REQUIRED WORK
Reproduce the material below verbatim, line for line, and omit the pictures from your output.

= = = =

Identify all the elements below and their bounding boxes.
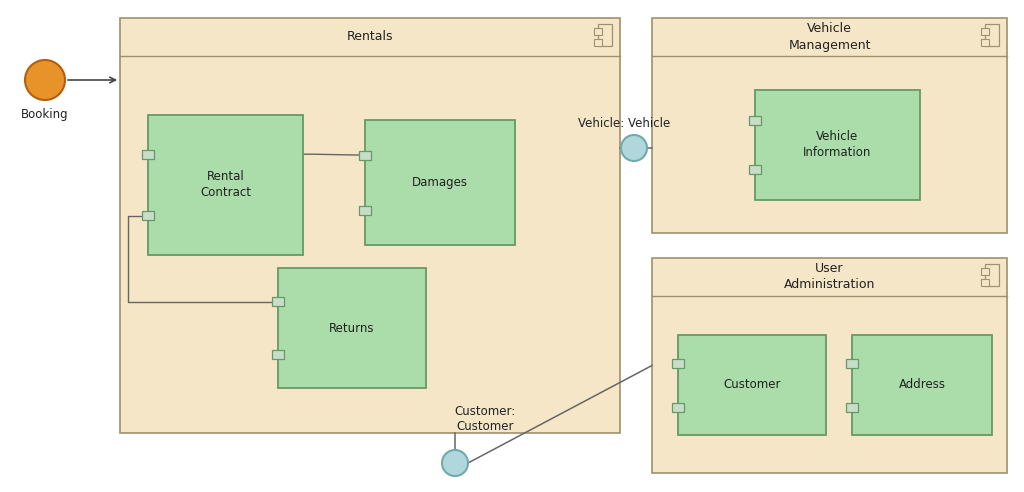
Bar [652, 258, 1007, 473]
Circle shape [442, 450, 468, 476]
Bar [142, 211, 154, 220]
Bar [985, 24, 999, 46]
Bar [272, 297, 284, 306]
Text: Address: Address [898, 378, 945, 392]
Bar [120, 18, 620, 433]
Bar [981, 28, 989, 35]
Bar [594, 39, 602, 46]
Bar [142, 150, 154, 159]
Circle shape [621, 135, 647, 161]
Bar [278, 268, 426, 388]
Text: Damages: Damages [412, 176, 468, 189]
Text: Customer: Customer [723, 378, 780, 392]
Circle shape [25, 60, 65, 100]
Bar [594, 28, 602, 35]
Bar [672, 402, 684, 411]
Bar [359, 206, 371, 215]
Bar [272, 350, 284, 359]
Bar [846, 402, 858, 411]
Bar [652, 18, 1007, 233]
Bar [846, 359, 858, 368]
Text: Vehicle: Vehicle: Vehicle: Vehicle [578, 117, 670, 130]
Bar [678, 335, 826, 435]
Bar [365, 120, 515, 245]
Bar [672, 359, 684, 368]
Text: Customer:
Customer: Customer: Customer [455, 405, 516, 433]
Text: Rentals: Rentals [347, 31, 393, 43]
Bar [985, 264, 999, 286]
Bar [359, 151, 371, 159]
Bar [981, 39, 989, 46]
Text: User
Administration: User Administration [783, 263, 876, 291]
Bar [981, 268, 989, 275]
Text: Rental
Contract: Rental Contract [200, 171, 251, 199]
Bar [749, 165, 761, 174]
Text: Vehicle
Management: Vehicle Management [788, 23, 870, 52]
Bar [755, 90, 920, 200]
Bar [852, 335, 992, 435]
Text: Booking: Booking [22, 108, 69, 121]
Bar [598, 24, 612, 46]
Text: Vehicle
Information: Vehicle Information [803, 130, 871, 159]
Bar [148, 115, 303, 255]
Bar [981, 279, 989, 286]
Text: Returns: Returns [330, 321, 375, 335]
Bar [749, 116, 761, 125]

= = = =

THE ANSWER
Identify all the elements below and their bounding boxes.
Bar [652, 258, 1007, 473]
Circle shape [442, 450, 468, 476]
Bar [142, 211, 154, 220]
Bar [985, 24, 999, 46]
Bar [272, 297, 284, 306]
Text: Address: Address [898, 378, 945, 392]
Bar [120, 18, 620, 433]
Bar [981, 28, 989, 35]
Bar [594, 39, 602, 46]
Bar [142, 150, 154, 159]
Circle shape [621, 135, 647, 161]
Bar [278, 268, 426, 388]
Text: Damages: Damages [412, 176, 468, 189]
Text: Customer: Customer [723, 378, 780, 392]
Circle shape [25, 60, 65, 100]
Bar [594, 28, 602, 35]
Bar [672, 402, 684, 411]
Bar [359, 206, 371, 215]
Bar [272, 350, 284, 359]
Bar [846, 402, 858, 411]
Bar [652, 18, 1007, 233]
Bar [846, 359, 858, 368]
Text: Vehicle: Vehicle: Vehicle: Vehicle [578, 117, 670, 130]
Bar [678, 335, 826, 435]
Bar [365, 120, 515, 245]
Bar [672, 359, 684, 368]
Text: Customer:
Customer: Customer: Customer [455, 405, 516, 433]
Text: Rentals: Rentals [347, 31, 393, 43]
Bar [985, 264, 999, 286]
Bar [359, 151, 371, 159]
Bar [981, 39, 989, 46]
Text: User
Administration: User Administration [783, 263, 876, 291]
Bar [981, 268, 989, 275]
Text: Rental
Contract: Rental Contract [200, 171, 251, 199]
Bar [749, 165, 761, 174]
Text: Vehicle
Management: Vehicle Management [788, 23, 870, 52]
Bar [755, 90, 920, 200]
Bar [852, 335, 992, 435]
Text: Booking: Booking [22, 108, 69, 121]
Bar [598, 24, 612, 46]
Text: Vehicle
Information: Vehicle Information [803, 130, 871, 159]
Bar [148, 115, 303, 255]
Bar [981, 279, 989, 286]
Text: Returns: Returns [330, 321, 375, 335]
Bar [749, 116, 761, 125]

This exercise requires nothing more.